• Do this
Give the listing below again in full, exactly as written.

• Data shown
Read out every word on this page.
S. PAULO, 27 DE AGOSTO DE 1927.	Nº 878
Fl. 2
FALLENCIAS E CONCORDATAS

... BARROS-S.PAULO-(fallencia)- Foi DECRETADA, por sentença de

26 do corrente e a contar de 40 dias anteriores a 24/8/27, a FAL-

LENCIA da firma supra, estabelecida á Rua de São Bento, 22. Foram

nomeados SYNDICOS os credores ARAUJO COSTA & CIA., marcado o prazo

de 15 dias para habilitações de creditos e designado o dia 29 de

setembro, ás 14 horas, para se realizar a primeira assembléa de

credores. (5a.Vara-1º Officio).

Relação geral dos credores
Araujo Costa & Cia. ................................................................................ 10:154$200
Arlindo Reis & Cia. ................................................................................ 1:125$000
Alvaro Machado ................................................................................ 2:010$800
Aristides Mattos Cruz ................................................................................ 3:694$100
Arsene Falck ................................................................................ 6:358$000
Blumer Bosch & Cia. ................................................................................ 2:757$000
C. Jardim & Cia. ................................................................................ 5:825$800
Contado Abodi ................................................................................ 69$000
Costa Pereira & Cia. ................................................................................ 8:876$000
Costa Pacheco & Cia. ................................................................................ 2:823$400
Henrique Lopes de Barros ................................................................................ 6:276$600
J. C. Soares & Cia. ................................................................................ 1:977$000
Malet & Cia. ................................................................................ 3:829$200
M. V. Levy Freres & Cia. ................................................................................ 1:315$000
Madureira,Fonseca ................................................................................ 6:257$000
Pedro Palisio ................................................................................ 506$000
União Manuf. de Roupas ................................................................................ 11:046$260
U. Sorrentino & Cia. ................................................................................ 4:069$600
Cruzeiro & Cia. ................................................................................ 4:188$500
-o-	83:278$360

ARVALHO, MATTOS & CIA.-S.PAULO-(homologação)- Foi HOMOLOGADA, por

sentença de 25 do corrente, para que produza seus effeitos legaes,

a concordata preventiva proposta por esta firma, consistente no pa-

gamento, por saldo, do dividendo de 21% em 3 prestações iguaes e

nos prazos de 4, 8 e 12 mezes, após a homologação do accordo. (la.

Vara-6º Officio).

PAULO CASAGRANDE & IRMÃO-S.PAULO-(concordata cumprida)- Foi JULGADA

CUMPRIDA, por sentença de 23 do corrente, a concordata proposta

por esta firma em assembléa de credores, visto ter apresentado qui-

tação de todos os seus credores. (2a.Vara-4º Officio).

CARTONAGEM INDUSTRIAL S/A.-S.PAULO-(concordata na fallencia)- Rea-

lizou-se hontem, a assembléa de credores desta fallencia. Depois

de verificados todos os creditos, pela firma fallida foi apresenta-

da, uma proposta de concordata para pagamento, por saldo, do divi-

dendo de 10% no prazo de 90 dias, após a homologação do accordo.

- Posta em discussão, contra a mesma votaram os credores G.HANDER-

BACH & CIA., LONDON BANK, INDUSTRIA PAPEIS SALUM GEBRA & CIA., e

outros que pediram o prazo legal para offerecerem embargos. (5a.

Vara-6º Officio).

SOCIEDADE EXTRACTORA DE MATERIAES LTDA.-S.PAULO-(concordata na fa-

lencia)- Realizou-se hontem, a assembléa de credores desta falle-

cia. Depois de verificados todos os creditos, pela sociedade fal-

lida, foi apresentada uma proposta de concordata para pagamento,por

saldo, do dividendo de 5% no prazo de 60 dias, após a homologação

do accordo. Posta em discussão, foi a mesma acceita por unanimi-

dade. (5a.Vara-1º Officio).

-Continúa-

• Answer to this problem
Read out every word on this page.
S. PAULO, 27 DE AGOSTO DE 1927.	Nº 878
Fl. 2
FALLENCIAS E CONCORDATAS

... BARROS-S.PAULO-(fallencia)- Foi DECRETADA, por sentença de

26 do corrente e a contar de 40 dias anteriores a 24/8/27, a FAL-

LENCIA da firma supra, estabelecida á Rua de São Bento, 22. Foram

nomeados SYNDICOS os credores ARAUJO COSTA & CIA., marcado o prazo

de 15 dias para habilitações de creditos e designado o dia 29 de

setembro, ás 14 horas, para se realizar a primeira assembléa de

credores. (5a.Vara-1º Officio).

Relação geral dos credores
Araujo Costa & Cia. ................................................................................ 10:154$200
Arlindo Reis & Cia. ................................................................................ 1:125$000
Alvaro Machado ................................................................................ 2:010$800
Aristides Mattos Cruz ................................................................................ 3:694$100
Arsene Falck ................................................................................ 6:358$000
Blumer Bosch & Cia. ................................................................................ 2:757$000
C. Jardim & Cia. ................................................................................ 5:825$800
Contado Abodi ................................................................................ 69$000
Costa Pereira & Cia. ................................................................................ 8:876$000
Costa Pacheco & Cia. ................................................................................ 2:823$400
Henrique Lopes de Barros ................................................................................ 6:276$600
J. C. Soares & Cia. ................................................................................ 1:977$000
Malet & Cia. ................................................................................ 3:829$200
M. V. Levy Freres & Cia. ................................................................................ 1:315$000
Madureira,Fonseca ................................................................................ 6:257$000
Pedro Palisio ................................................................................ 506$000
União Manuf. de Roupas ................................................................................ 11:046$260
U. Sorrentino & Cia. ................................................................................ 4:069$600
Cruzeiro & Cia. ................................................................................ 4:188$500
-o-	83:278$360

ARVALHO, MATTOS & CIA.-S.PAULO-(homologação)- Foi HOMOLOGADA, por

sentença de 25 do corrente, para que produza seus effeitos legaes,

a concordata preventiva proposta por esta firma, consistente no pa-

gamento, por saldo, do dividendo de 21% em 3 prestações iguaes e

nos prazos de 4, 8 e 12 mezes, após a homologação do accordo. (la.

Vara-6º Officio).

PAULO CASAGRANDE & IRMÃO-S.PAULO-(concordata cumprida)- Foi JULGADA

CUMPRIDA, por sentença de 23 do corrente, a concordata proposta

por esta firma em assembléa de credores, visto ter apresentado qui-

tação de todos os seus credores. (2a.Vara-4º Officio).

CARTONAGEM INDUSTRIAL S/A.-S.PAULO-(concordata na fallencia)- Rea-

lizou-se hontem, a assembléa de credores desta fallencia. Depois

de verificados todos os creditos, pela firma fallida foi apresenta-

da, uma proposta de concordata para pagamento, por saldo, do divi-

dendo de 10% no prazo de 90 dias, após a homologação do accordo.

- Posta em discussão, contra a mesma votaram os credores G.HANDER-

BACH & CIA., LONDON BANK, INDUSTRIA PAPEIS SALUM GEBRA & CIA., e

outros que pediram o prazo legal para offerecerem embargos. (5a.

Vara-6º Officio).

SOCIEDADE EXTRACTORA DE MATERIAES LTDA.-S.PAULO-(concordata na fa-

lencia)- Realizou-se hontem, a assembléa de credores desta falle-

cia. Depois de verificados todos os creditos, pela sociedade fal-

lida, foi apresentada uma proposta de concordata para pagamento,por

saldo, do dividendo de 5% no prazo de 60 dias, após a homologação

do accordo. Posta em discussão, foi a mesma acceita por unanimi-

dade. (5a.Vara-1º Officio).

-Continúa-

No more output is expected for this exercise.